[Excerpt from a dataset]
=======

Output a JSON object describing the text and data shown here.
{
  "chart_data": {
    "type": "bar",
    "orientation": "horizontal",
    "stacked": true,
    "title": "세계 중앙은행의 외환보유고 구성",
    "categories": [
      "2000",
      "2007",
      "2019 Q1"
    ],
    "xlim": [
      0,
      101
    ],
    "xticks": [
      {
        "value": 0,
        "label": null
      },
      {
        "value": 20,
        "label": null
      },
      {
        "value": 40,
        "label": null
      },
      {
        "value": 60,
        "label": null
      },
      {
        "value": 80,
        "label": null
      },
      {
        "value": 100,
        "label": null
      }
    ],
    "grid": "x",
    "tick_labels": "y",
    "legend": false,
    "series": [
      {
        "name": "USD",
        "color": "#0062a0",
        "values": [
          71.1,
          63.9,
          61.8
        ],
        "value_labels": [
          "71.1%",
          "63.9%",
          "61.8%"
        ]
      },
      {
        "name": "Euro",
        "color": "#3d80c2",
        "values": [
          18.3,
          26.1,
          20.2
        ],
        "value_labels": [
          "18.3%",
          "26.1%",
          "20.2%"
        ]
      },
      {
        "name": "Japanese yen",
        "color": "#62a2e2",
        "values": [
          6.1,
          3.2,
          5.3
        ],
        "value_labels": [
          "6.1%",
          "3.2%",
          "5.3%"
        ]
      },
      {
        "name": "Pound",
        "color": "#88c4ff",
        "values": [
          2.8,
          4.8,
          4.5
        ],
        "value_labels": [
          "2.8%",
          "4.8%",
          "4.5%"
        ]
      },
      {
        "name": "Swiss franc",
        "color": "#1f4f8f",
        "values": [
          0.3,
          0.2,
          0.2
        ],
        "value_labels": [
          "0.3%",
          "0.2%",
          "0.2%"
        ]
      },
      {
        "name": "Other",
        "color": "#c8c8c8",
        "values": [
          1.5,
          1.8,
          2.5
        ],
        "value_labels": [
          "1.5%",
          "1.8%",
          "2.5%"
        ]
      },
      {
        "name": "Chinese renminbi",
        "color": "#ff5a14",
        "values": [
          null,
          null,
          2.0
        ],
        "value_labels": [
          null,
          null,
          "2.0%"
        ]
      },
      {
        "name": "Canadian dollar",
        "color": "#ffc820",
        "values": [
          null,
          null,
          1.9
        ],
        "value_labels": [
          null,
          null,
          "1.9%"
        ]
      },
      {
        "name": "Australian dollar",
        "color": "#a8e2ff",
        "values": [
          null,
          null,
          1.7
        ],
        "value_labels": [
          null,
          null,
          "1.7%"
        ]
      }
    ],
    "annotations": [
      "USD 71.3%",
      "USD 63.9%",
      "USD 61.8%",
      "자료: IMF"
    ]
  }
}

=======

### [Given request]
Please copy out each record, character for character.

### [Task solution]
Output a JSON object describing the text and data shown here.
{
  "chart_data": {
    "type": "bar",
    "orientation": "horizontal",
    "stacked": true,
    "title": "세계 중앙은행의 외환보유고 구성",
    "categories": [
      "2000",
      "2007",
      "2019 Q1"
    ],
    "xlim": [
      0,
      101
    ],
    "xticks": [
      {
        "value": 0,
        "label": null
      },
      {
        "value": 20,
        "label": null
      },
      {
        "value": 40,
        "label": null
      },
      {
        "value": 60,
        "label": null
      },
      {
        "value": 80,
        "label": null
      },
      {
        "value": 100,
        "label": null
      }
    ],
    "grid": "x",
    "tick_labels": "y",
    "legend": false,
    "series": [
      {
        "name": "USD",
        "color": "#0062a0",
        "values": [
          71.1,
          63.9,
          61.8
        ],
        "value_labels": [
          "71.1%",
          "63.9%",
          "61.8%"
        ]
      },
      {
        "name": "Euro",
        "color": "#3d80c2",
        "values": [
          18.3,
          26.1,
          20.2
        ],
        "value_labels": [
          "18.3%",
          "26.1%",
          "20.2%"
        ]
      },
      {
        "name": "Japanese yen",
        "color": "#62a2e2",
        "values": [
          6.1,
          3.2,
          5.3
        ],
        "value_labels": [
          "6.1%",
          "3.2%",
          "5.3%"
        ]
      },
      {
        "name": "Pound",
        "color": "#88c4ff",
        "values": [
          2.8,
          4.8,
          4.5
        ],
        "value_labels": [
          "2.8%",
          "4.8%",
          "4.5%"
        ]
      },
      {
        "name": "Swiss franc",
        "color": "#1f4f8f",
        "values": [
          0.3,
          0.2,
          0.2
        ],
        "value_labels": [
          "0.3%",
          "0.2%",
          "0.2%"
        ]
      },
      {
        "name": "Other",
        "color": "#c8c8c8",
        "values": [
          1.5,
          1.8,
          2.5
        ],
        "value_labels": [
          "1.5%",
          "1.8%",
          "2.5%"
        ]
      },
      {
        "name": "Chinese renminbi",
        "color": "#ff5a14",
        "values": [
          null,
          null,
          2.0
        ],
        "value_labels": [
          null,
          null,
          "2.0%"
        ]
      },
      {
        "name": "Canadian dollar",
        "color": "#ffc820",
        "values": [
          null,
          null,
          1.9
        ],
        "value_labels": [
          null,
          null,
          "1.9%"
        ]
      },
      {
        "name": "Australian dollar",
        "color": "#a8e2ff",
        "values": [
          null,
          null,
          1.7
        ],
        "value_labels": [
          null,
          null,
          "1.7%"
        ]
      }
    ],
    "annotations": [
      "USD 71.3%",
      "USD 63.9%",
      "USD 61.8%",
      "자료: IMF"
    ]
  }
}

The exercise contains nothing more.